__What the task asks__.
Identify, in the records below, every line where the string "this" appears, and copy each such line.

────────────────────

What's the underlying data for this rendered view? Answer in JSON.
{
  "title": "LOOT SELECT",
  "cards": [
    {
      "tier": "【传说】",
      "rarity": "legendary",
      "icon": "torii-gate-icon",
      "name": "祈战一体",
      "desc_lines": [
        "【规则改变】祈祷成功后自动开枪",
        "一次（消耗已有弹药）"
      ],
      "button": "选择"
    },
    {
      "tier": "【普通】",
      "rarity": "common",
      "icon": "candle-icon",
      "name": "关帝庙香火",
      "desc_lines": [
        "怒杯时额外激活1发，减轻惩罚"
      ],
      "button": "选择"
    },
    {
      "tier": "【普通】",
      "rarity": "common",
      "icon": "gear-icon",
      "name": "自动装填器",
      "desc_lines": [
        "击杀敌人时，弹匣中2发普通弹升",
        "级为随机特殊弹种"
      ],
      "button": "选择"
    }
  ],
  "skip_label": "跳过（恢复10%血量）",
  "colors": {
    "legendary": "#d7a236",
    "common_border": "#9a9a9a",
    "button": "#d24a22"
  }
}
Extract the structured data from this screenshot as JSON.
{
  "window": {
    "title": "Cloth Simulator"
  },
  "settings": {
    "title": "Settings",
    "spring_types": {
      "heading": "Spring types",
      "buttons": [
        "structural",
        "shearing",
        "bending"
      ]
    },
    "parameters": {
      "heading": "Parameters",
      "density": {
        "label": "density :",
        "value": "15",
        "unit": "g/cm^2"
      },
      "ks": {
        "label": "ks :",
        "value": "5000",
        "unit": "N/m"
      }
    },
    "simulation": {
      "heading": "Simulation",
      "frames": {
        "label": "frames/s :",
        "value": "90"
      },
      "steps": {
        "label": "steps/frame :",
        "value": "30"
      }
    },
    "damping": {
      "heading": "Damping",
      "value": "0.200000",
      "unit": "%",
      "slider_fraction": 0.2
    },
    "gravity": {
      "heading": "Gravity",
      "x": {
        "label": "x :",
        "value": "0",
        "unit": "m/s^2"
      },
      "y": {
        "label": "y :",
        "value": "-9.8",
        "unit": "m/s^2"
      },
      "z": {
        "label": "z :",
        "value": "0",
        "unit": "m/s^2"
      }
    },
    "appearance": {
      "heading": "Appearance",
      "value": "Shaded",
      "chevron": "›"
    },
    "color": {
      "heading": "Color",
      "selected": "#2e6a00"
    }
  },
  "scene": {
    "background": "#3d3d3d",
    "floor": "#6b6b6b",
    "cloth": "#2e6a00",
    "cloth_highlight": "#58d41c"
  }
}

────────────────────

__Task result__.
What's the underlying data for this rendered view? Answer in JSON.
Extract the structured data from this screenshot as JSON.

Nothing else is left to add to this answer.